Search the listing for "color" and copy every line where it appears.
Start of DATA FOR THIS EXERCISE
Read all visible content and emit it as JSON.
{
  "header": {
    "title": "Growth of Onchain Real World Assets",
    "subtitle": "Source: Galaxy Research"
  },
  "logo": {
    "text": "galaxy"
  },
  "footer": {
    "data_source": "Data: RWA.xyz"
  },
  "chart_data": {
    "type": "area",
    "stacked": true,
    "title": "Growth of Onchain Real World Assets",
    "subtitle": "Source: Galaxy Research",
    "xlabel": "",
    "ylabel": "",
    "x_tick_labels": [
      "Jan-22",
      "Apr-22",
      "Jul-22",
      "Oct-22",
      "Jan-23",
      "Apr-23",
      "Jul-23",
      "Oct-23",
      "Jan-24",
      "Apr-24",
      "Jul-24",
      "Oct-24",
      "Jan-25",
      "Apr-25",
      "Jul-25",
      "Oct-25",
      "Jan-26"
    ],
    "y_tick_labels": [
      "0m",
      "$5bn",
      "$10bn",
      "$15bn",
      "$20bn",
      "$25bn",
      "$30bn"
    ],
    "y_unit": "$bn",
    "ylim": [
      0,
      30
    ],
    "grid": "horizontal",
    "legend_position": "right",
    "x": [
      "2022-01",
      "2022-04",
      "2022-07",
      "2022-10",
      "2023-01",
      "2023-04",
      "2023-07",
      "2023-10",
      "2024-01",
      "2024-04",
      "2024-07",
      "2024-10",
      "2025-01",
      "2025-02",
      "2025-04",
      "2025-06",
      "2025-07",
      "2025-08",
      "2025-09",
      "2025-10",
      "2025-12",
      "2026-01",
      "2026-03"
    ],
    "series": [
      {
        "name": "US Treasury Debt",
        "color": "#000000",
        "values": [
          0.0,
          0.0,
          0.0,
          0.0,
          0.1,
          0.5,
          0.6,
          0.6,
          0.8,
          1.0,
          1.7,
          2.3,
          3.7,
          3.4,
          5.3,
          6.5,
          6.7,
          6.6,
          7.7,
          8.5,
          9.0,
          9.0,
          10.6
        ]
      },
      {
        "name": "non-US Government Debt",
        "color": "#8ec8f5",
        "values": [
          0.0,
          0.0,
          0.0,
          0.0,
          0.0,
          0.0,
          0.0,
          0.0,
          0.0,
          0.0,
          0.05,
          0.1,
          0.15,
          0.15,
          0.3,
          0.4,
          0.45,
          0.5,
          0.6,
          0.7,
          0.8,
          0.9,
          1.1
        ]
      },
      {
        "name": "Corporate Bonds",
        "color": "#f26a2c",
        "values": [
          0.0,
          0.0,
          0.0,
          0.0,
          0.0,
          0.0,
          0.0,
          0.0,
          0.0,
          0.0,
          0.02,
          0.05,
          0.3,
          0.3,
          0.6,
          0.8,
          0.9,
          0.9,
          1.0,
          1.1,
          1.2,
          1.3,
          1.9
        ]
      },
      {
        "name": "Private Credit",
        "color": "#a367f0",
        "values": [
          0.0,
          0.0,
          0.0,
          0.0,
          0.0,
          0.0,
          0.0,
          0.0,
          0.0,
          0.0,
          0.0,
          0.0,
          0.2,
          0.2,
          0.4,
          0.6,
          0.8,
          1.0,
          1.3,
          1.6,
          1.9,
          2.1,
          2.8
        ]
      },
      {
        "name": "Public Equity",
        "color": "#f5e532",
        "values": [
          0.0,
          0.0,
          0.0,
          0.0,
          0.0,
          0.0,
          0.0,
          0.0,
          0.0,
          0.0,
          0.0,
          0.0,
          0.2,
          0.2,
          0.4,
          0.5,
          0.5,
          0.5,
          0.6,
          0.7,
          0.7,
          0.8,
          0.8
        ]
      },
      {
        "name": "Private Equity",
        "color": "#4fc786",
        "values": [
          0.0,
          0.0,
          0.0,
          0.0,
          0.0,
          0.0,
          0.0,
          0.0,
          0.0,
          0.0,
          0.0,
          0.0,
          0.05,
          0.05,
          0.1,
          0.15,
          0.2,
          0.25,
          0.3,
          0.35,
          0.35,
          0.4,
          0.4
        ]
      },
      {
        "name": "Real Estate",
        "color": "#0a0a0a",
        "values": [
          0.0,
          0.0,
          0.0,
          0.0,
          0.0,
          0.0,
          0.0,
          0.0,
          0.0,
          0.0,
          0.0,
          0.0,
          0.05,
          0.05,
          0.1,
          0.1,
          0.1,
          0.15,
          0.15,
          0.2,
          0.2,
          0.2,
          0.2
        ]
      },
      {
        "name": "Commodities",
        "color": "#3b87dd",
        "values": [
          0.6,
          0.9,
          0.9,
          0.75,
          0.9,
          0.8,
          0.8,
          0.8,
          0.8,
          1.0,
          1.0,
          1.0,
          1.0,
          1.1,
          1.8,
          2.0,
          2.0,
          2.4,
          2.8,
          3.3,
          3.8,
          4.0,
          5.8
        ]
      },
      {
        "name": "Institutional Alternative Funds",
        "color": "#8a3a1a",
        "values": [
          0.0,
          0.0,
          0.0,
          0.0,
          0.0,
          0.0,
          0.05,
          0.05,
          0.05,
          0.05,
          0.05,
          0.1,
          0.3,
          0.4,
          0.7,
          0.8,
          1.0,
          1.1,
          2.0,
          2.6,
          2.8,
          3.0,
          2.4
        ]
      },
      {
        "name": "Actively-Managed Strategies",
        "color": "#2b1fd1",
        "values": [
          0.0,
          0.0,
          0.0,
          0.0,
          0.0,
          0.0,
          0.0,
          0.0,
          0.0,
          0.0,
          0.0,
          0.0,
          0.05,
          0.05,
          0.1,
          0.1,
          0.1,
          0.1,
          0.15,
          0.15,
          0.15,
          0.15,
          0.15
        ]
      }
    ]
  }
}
End of DATA FOR THIS EXERCISE
RESPONSE:
        "color": "#000000",
        "color": "#8ec8f5",
        "color": "#f26a2c",
        "color": "#a367f0",
        "color": "#f5e532",
        "color": "#4fc786",
        "color": "#0a0a0a",
        "color": "#3b87dd",
        "color": "#8a3a1a",
        "color": "#2b1fd1",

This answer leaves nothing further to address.